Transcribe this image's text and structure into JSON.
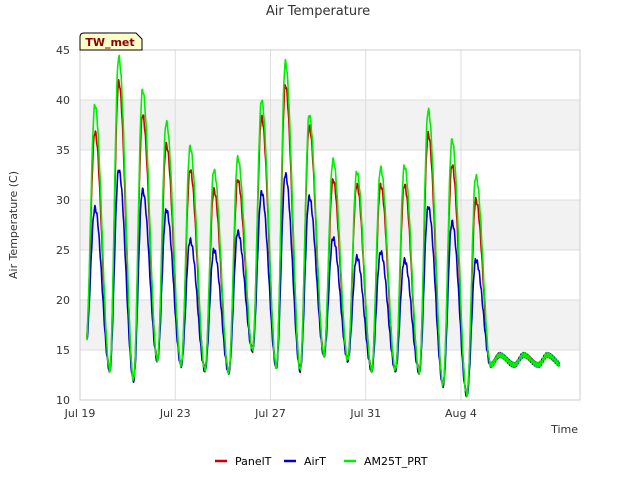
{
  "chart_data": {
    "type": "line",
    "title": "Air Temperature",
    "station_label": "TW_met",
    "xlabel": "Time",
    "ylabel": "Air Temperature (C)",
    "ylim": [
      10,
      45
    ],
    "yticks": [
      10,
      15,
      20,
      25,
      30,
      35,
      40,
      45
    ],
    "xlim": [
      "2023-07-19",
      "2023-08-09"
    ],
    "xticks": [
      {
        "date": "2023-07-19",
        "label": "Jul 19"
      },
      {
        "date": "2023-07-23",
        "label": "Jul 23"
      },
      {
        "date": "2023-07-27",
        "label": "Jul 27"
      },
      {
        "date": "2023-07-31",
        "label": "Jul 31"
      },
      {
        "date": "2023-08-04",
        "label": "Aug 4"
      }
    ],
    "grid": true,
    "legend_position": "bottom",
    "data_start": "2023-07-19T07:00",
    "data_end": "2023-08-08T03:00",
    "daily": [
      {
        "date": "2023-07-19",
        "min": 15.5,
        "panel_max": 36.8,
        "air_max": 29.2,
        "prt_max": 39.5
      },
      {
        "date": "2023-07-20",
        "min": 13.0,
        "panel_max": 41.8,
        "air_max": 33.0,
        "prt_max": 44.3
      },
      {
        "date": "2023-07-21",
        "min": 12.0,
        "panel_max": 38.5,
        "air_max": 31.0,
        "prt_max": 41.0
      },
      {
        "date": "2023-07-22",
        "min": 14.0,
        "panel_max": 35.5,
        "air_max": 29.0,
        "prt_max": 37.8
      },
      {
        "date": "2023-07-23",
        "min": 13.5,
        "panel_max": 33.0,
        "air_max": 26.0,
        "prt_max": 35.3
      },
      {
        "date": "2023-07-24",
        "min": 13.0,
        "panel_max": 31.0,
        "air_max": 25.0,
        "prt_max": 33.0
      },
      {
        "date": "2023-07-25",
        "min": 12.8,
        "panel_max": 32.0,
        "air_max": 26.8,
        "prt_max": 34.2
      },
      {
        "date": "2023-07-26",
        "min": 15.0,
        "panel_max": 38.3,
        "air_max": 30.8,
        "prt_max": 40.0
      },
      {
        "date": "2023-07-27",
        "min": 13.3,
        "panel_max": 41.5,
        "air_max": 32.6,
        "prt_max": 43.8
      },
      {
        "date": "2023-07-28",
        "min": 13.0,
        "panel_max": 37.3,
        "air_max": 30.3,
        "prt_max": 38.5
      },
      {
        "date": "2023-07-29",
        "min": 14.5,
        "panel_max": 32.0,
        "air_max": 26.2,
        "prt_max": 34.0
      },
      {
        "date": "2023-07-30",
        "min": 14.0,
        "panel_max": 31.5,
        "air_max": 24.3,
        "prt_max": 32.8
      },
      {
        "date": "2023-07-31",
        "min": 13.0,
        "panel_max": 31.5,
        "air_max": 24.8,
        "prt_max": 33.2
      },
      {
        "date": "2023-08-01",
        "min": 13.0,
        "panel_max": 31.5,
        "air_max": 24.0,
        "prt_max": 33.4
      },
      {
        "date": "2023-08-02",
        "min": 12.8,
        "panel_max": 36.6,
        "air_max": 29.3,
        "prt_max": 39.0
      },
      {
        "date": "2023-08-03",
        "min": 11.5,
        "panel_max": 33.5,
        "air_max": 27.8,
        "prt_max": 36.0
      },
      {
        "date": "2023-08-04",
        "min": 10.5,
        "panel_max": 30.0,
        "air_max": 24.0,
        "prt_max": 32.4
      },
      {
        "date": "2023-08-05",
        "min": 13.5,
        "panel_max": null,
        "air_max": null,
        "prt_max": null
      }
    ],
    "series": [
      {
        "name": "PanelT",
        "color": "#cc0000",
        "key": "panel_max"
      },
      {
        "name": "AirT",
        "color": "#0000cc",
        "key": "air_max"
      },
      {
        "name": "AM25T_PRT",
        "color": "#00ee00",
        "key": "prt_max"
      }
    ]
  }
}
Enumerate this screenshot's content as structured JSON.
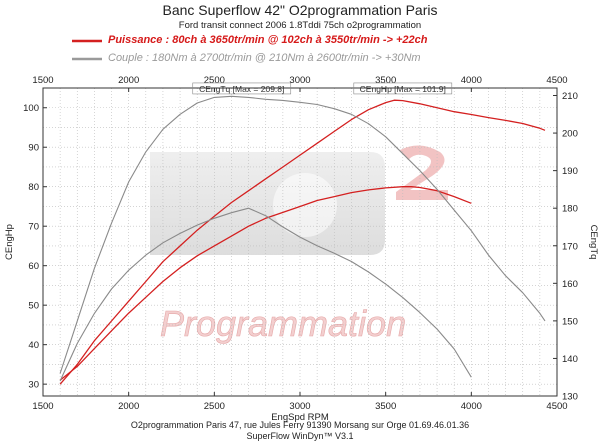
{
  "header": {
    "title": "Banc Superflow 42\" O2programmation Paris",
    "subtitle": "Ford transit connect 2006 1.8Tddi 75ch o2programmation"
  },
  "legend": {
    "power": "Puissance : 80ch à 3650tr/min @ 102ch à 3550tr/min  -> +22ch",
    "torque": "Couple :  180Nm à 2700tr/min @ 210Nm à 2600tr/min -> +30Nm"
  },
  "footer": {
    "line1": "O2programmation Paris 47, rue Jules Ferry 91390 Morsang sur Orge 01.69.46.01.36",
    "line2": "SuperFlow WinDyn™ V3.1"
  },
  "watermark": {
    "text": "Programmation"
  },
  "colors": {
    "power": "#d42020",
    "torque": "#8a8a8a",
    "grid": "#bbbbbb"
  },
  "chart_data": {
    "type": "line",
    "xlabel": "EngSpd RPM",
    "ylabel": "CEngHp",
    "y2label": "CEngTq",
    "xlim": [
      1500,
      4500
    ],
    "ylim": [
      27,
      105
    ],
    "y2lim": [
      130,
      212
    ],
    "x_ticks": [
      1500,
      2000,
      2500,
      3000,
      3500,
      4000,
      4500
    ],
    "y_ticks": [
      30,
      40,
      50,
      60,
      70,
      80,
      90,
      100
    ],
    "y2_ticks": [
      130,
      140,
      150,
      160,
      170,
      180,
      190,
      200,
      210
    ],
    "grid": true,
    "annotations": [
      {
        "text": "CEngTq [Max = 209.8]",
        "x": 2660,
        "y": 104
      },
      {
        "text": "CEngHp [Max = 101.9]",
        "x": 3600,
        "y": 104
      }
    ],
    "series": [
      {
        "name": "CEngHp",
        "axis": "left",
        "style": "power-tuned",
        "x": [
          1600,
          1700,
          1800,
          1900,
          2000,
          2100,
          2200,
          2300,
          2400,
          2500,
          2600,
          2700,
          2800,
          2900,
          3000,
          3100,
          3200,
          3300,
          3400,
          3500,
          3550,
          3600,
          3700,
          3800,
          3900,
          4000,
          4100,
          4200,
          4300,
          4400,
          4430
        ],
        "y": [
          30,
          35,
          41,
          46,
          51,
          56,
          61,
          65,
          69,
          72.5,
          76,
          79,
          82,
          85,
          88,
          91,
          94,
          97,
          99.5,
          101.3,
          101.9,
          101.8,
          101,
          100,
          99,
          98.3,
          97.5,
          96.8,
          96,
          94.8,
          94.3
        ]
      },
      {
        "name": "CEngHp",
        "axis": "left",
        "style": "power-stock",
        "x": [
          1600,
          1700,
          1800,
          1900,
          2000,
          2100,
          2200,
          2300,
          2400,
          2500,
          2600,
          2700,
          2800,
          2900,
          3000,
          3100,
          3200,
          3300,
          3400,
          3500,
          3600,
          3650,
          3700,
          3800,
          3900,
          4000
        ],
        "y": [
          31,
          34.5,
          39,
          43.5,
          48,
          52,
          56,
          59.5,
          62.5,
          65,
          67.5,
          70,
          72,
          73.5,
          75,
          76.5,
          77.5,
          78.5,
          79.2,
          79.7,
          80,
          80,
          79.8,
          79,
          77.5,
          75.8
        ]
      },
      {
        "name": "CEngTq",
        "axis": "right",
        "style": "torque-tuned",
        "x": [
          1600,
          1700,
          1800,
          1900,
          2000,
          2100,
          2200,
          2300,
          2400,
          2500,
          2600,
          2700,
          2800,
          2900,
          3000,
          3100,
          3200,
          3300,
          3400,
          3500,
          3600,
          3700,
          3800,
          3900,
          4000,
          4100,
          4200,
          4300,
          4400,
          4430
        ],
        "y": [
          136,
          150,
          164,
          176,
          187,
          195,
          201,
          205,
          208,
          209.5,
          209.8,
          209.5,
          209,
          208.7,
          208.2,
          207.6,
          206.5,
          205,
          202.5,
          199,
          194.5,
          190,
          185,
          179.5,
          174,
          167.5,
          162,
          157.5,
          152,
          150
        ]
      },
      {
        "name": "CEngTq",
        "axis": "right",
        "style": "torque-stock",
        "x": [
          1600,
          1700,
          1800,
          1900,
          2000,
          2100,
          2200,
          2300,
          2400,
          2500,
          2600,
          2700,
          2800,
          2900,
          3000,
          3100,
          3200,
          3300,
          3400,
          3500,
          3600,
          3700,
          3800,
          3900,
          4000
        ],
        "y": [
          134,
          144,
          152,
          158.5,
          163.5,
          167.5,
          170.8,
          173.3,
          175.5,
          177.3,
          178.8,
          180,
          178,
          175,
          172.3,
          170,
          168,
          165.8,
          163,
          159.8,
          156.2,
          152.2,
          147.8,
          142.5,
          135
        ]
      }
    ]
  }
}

## What to do
Copy every line that includes the string "torque" from the material above.

## Task output
    "torque": "Couple :  180Nm à 2700tr/min @ 210Nm à 2600tr/min -> +30Nm"
    "torque": "#8a8a8a",
        "style": "torque-tuned",
        "style": "torque-stock",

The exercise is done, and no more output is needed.